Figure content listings
-- BEGIN --
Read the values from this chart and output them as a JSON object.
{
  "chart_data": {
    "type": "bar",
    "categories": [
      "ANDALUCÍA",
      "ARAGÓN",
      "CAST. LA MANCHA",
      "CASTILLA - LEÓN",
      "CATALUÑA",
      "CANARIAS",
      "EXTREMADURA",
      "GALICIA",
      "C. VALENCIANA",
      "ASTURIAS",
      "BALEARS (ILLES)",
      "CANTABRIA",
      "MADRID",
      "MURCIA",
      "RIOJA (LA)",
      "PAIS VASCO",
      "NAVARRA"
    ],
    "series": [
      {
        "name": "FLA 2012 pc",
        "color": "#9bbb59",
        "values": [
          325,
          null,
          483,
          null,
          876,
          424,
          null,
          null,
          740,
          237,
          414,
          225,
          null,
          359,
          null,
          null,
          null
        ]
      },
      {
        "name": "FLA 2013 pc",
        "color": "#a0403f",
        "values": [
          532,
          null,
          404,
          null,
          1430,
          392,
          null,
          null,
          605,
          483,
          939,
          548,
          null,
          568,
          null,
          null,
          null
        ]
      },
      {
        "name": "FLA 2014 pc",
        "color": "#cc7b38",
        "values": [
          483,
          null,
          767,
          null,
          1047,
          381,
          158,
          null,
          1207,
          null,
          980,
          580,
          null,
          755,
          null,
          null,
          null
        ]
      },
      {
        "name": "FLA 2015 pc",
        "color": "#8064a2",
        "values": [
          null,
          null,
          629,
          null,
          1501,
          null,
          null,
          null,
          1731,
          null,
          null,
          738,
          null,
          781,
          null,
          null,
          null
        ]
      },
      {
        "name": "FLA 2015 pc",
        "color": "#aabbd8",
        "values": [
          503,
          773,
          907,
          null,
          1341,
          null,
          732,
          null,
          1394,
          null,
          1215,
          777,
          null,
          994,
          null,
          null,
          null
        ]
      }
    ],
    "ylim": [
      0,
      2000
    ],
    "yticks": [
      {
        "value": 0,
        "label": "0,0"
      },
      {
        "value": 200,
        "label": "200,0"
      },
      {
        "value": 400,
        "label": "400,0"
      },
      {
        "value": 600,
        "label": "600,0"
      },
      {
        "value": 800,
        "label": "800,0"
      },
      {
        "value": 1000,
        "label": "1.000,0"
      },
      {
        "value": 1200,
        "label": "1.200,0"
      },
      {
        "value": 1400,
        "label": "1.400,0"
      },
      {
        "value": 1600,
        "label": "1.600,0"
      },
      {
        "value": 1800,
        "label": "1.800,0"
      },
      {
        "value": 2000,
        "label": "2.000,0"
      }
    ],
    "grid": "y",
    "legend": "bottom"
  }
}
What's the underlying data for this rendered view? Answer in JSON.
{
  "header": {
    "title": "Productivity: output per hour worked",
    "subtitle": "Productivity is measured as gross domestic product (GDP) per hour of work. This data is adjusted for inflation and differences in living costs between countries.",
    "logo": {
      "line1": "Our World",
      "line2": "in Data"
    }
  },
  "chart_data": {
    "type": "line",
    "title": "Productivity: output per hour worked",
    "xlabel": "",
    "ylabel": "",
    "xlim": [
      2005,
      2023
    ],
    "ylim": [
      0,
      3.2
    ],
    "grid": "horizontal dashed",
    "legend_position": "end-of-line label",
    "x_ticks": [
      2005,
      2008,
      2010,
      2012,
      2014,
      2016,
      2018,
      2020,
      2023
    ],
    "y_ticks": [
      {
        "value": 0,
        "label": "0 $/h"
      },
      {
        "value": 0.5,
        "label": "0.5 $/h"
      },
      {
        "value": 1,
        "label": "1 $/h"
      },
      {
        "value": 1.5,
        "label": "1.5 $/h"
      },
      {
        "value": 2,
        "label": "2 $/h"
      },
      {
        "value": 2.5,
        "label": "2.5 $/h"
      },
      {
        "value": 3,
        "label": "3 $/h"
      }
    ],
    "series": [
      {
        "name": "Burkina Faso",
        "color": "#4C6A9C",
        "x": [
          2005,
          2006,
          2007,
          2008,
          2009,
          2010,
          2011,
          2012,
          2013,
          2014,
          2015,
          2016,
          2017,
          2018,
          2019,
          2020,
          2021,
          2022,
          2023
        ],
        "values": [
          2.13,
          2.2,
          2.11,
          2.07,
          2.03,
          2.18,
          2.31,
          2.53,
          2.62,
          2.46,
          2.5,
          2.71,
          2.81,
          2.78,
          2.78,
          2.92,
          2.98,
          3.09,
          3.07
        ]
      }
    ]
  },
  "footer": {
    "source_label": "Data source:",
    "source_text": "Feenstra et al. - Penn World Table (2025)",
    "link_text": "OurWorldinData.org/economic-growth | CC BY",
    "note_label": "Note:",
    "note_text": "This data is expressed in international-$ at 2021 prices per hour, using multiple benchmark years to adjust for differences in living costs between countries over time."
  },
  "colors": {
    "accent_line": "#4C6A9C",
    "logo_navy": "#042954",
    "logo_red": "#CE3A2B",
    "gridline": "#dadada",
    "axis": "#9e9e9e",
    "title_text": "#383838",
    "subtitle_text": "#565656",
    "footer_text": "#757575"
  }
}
-- END --
**What to produce:**
Word for word, write out the data.

**Response:**
Read the values from this chart and output them as a JSON object.
{
  "chart_data": {
    "type": "bar",
    "categories": [
      "ANDALUCÍA",
      "ARAGÓN",
      "CAST. LA MANCHA",
      "CASTILLA - LEÓN",
      "CATALUÑA",
      "CANARIAS",
      "EXTREMADURA",
      "GALICIA",
      "C. VALENCIANA",
      "ASTURIAS",
      "BALEARS (ILLES)",
      "CANTABRIA",
      "MADRID",
      "MURCIA",
      "RIOJA (LA)",
      "PAIS VASCO",
      "NAVARRA"
    ],
    "series": [
      {
        "name": "FLA 2012 pc",
        "color": "#9bbb59",
        "values": [
          325,
          null,
          483,
          null,
          876,
          424,
          null,
          null,
          740,
          237,
          414,
          225,
          null,
          359,
          null,
          null,
          null
        ]
      },
      {
        "name": "FLA 2013 pc",
        "color": "#a0403f",
        "values": [
          532,
          null,
          404,
          null,
          1430,
          392,
          null,
          null,
          605,
          483,
          939,
          548,
          null,
          568,
          null,
          null,
          null
        ]
      },
      {
        "name": "FLA 2014 pc",
        "color": "#cc7b38",
        "values": [
          483,
          null,
          767,
          null,
          1047,
          381,
          158,
          null,
          1207,
          null,
          980,
          580,
          null,
          755,
          null,
          null,
          null
        ]
      },
      {
        "name": "FLA 2015 pc",
        "color": "#8064a2",
        "values": [
          null,
          null,
          629,
          null,
          1501,
          null,
          null,
          null,
          1731,
          null,
          null,
          738,
          null,
          781,
          null,
          null,
          null
        ]
      },
      {
        "name": "FLA 2015 pc",
        "color": "#aabbd8",
        "values": [
          503,
          773,
          907,
          null,
          1341,
          null,
          732,
          null,
          1394,
          null,
          1215,
          777,
          null,
          994,
          null,
          null,
          null
        ]
      }
    ],
    "ylim": [
      0,
      2000
    ],
    "yticks": [
      {
        "value": 0,
        "label": "0,0"
      },
      {
        "value": 200,
        "label": "200,0"
      },
      {
        "value": 400,
        "label": "400,0"
      },
      {
        "value": 600,
        "label": "600,0"
      },
      {
        "value": 800,
        "label": "800,0"
      },
      {
        "value": 1000,
        "label": "1.000,0"
      },
      {
        "value": 1200,
        "label": "1.200,0"
      },
      {
        "value": 1400,
        "label": "1.400,0"
      },
      {
        "value": 1600,
        "label": "1.600,0"
      },
      {
        "value": 1800,
        "label": "1.800,0"
      },
      {
        "value": 2000,
        "label": "2.000,0"
      }
    ],
    "grid": "y",
    "legend": "bottom"
  }
}
What's the underlying data for this rendered view? Answer in JSON.
{
  "header": {
    "title": "Productivity: output per hour worked",
    "subtitle": "Productivity is measured as gross domestic product (GDP) per hour of work. This data is adjusted for inflation and differences in living costs between countries.",
    "logo": {
      "line1": "Our World",
      "line2": "in Data"
    }
  },
  "chart_data": {
    "type": "line",
    "title": "Productivity: output per hour worked",
    "xlabel": "",
    "ylabel": "",
    "xlim": [
      2005,
      2023
    ],
    "ylim": [
      0,
      3.2
    ],
    "grid": "horizontal dashed",
    "legend_position": "end-of-line label",
    "x_ticks": [
      2005,
      2008,
      2010,
      2012,
      2014,
      2016,
      2018,
      2020,
      2023
    ],
    "y_ticks": [
      {
        "value": 0,
        "label": "0 $/h"
      },
      {
        "value": 0.5,
        "label": "0.5 $/h"
      },
      {
        "value": 1,
        "label": "1 $/h"
      },
      {
        "value": 1.5,
        "label": "1.5 $/h"
      },
      {
        "value": 2,
        "label": "2 $/h"
      },
      {
        "value": 2.5,
        "label": "2.5 $/h"
      },
      {
        "value": 3,
        "label": "3 $/h"
      }
    ],
    "series": [
      {
        "name": "Burkina Faso",
        "color": "#4C6A9C",
        "x": [
          2005,
          2006,
          2007,
          2008,
          2009,
          2010,
          2011,
          2012,
          2013,
          2014,
          2015,
          2016,
          2017,
          2018,
          2019,
          2020,
          2021,
          2022,
          2023
        ],
        "values": [
          2.13,
          2.2,
          2.11,
          2.07,
          2.03,
          2.18,
          2.31,
          2.53,
          2.62,
          2.46,
          2.5,
          2.71,
          2.81,
          2.78,
          2.78,
          2.92,
          2.98,
          3.09,
          3.07
        ]
      }
    ]
  },
  "footer": {
    "source_label": "Data source:",
    "source_text": "Feenstra et al. - Penn World Table (2025)",
    "link_text": "OurWorldinData.org/economic-growth | CC BY",
    "note_label": "Note:",
    "note_text": "This data is expressed in international-$ at 2021 prices per hour, using multiple benchmark years to adjust for differences in living costs between countries over time."
  },
  "colors": {
    "accent_line": "#4C6A9C",
    "logo_navy": "#042954",
    "logo_red": "#CE3A2B",
    "gridline": "#dadada",
    "axis": "#9e9e9e",
    "title_text": "#383838",
    "subtitle_text": "#565656",
    "footer_text": "#757575"
  }
}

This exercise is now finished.